**WHAT YOU WILL DO:**
Each line containing the word "straightening" should be found and copied.

[Source data]
- - -

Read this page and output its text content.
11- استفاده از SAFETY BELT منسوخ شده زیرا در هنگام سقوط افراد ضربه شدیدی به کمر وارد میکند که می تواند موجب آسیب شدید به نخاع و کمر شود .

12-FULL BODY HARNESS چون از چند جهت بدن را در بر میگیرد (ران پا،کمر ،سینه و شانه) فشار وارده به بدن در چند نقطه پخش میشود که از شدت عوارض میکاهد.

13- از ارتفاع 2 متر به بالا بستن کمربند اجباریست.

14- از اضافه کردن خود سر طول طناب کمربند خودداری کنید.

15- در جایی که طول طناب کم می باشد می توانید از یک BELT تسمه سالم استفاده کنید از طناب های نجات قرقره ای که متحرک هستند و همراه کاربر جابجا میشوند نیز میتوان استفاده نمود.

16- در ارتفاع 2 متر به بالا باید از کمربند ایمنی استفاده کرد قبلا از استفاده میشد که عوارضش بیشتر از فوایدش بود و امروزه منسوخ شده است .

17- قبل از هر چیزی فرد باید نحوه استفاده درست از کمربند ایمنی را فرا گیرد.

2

- - -

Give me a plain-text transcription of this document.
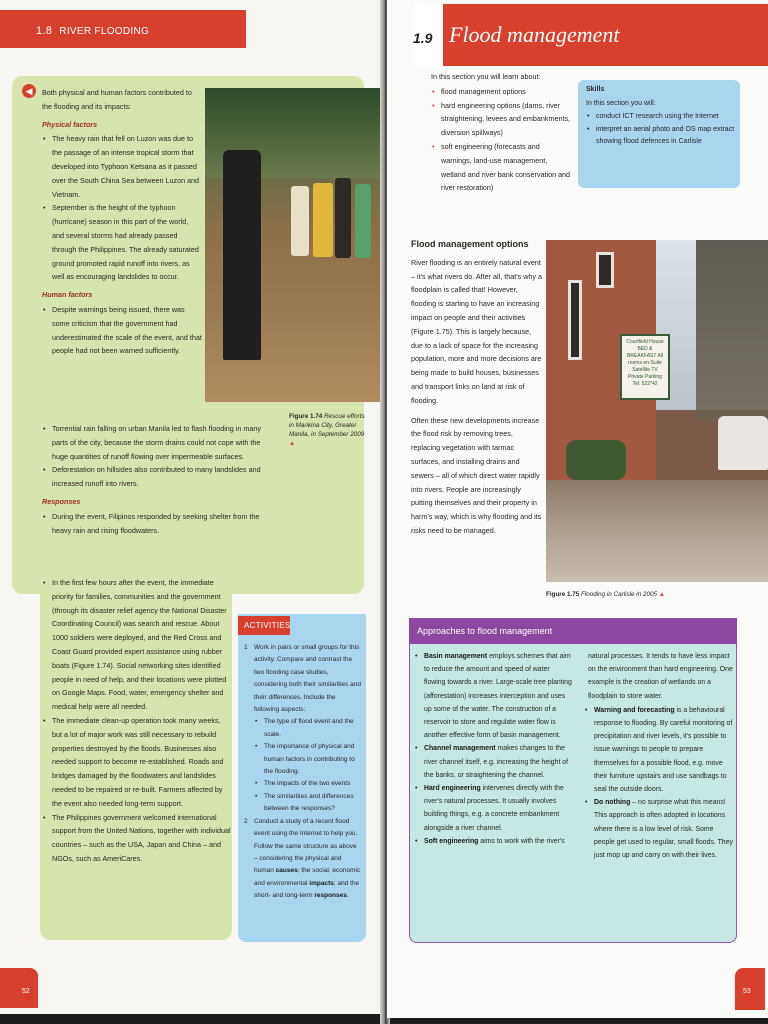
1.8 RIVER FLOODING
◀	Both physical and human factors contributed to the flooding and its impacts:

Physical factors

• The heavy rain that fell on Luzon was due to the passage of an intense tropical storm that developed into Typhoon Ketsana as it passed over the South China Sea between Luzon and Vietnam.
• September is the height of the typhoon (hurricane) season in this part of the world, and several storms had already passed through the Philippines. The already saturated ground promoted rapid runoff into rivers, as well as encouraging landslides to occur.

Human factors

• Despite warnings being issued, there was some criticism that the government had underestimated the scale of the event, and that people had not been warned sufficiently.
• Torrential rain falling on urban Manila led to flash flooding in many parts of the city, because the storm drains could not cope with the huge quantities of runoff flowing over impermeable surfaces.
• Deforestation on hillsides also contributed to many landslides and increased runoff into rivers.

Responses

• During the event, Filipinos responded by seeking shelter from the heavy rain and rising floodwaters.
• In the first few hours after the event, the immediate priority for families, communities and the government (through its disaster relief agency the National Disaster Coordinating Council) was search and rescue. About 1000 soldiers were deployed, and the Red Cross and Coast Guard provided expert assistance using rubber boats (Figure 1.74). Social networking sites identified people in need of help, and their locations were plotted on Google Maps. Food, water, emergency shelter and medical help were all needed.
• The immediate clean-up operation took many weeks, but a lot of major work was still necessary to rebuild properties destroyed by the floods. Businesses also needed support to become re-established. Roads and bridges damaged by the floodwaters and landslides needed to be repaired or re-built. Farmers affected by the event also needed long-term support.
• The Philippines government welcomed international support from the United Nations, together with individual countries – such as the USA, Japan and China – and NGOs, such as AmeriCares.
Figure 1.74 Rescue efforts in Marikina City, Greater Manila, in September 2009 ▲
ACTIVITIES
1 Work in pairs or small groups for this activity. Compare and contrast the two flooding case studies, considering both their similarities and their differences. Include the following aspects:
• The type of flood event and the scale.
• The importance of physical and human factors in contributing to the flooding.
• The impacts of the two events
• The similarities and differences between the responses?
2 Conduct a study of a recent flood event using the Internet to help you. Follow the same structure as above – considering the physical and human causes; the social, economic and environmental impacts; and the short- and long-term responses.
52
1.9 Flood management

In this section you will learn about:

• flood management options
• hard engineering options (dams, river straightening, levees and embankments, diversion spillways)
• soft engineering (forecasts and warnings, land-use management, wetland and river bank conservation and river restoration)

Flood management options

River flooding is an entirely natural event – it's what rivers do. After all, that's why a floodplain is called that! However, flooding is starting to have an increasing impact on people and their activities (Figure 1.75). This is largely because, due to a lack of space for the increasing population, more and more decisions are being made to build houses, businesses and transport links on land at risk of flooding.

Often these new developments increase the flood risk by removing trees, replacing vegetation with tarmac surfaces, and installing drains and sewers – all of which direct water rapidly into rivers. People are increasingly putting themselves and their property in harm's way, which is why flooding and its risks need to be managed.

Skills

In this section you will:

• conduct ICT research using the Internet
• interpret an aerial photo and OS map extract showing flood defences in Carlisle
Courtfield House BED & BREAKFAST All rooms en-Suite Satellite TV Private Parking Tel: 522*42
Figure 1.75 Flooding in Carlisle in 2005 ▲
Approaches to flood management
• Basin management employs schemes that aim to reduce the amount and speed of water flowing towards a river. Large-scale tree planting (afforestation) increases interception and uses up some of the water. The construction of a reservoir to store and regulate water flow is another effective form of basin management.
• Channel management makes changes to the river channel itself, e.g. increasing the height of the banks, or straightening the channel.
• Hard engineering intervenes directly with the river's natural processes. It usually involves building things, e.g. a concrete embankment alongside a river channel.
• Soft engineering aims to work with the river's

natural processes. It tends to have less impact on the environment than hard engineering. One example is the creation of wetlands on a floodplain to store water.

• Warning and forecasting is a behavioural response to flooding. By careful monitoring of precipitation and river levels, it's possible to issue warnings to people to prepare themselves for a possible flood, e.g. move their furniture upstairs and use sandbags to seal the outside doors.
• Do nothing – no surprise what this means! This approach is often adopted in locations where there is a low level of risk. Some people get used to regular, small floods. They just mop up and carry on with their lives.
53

- - -

**TASK OUTPUT:**
• hard engineering options (dams, river straightening, levees and embankments, diversion spillways)
• Channel management makes changes to the river channel itself, e.g. increasing the height of the banks, or straightening the channel.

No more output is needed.